SET EXERCISE
Using the data beneath, show every line that includes the word "from".

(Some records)
START
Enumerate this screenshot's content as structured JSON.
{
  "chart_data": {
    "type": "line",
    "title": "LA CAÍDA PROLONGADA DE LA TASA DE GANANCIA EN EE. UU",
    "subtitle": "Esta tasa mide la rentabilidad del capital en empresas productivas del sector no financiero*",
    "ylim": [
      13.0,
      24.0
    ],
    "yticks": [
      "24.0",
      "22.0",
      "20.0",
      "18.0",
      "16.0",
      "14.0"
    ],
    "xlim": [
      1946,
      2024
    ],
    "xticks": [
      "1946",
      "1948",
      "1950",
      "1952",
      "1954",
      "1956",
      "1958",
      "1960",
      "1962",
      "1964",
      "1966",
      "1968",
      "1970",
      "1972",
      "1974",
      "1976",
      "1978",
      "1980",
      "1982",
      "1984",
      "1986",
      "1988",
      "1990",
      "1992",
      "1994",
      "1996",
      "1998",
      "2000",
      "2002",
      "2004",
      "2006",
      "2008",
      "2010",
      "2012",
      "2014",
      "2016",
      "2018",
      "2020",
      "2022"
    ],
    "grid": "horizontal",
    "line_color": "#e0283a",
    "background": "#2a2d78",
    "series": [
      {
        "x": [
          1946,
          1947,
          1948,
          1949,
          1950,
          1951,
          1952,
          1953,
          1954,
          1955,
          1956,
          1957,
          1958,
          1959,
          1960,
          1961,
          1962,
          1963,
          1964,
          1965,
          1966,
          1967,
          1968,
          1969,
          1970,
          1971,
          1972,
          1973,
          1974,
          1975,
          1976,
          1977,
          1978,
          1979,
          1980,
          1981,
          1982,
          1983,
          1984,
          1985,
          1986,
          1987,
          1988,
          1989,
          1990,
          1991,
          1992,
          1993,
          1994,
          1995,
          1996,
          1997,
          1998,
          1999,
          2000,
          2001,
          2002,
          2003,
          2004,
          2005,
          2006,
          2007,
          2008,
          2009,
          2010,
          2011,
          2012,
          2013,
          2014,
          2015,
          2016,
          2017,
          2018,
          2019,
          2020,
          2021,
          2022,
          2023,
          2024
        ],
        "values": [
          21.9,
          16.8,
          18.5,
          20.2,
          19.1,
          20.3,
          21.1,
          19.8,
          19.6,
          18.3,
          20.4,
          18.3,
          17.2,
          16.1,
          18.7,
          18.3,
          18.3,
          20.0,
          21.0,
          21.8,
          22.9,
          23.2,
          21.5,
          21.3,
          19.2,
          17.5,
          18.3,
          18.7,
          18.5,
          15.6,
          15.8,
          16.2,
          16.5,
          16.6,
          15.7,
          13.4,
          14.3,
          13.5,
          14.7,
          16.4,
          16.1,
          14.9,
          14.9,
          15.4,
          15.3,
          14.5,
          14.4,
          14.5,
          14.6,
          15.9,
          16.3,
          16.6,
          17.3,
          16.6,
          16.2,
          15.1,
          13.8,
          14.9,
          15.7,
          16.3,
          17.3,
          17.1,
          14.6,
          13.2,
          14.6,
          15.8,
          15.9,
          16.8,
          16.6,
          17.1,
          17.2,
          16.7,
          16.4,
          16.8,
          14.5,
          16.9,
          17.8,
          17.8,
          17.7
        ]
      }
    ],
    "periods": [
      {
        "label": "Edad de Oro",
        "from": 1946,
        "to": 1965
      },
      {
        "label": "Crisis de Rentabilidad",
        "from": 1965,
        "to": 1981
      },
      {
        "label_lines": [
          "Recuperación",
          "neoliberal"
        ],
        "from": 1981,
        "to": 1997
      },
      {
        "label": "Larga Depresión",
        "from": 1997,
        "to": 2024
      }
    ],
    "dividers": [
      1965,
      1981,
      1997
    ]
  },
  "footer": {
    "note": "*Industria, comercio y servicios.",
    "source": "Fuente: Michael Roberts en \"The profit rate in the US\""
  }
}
END
RESULT OF THIS EXERCISE
        "from": 1946,
        "from": 1965,
        "from": 1981,
        "from": 1997,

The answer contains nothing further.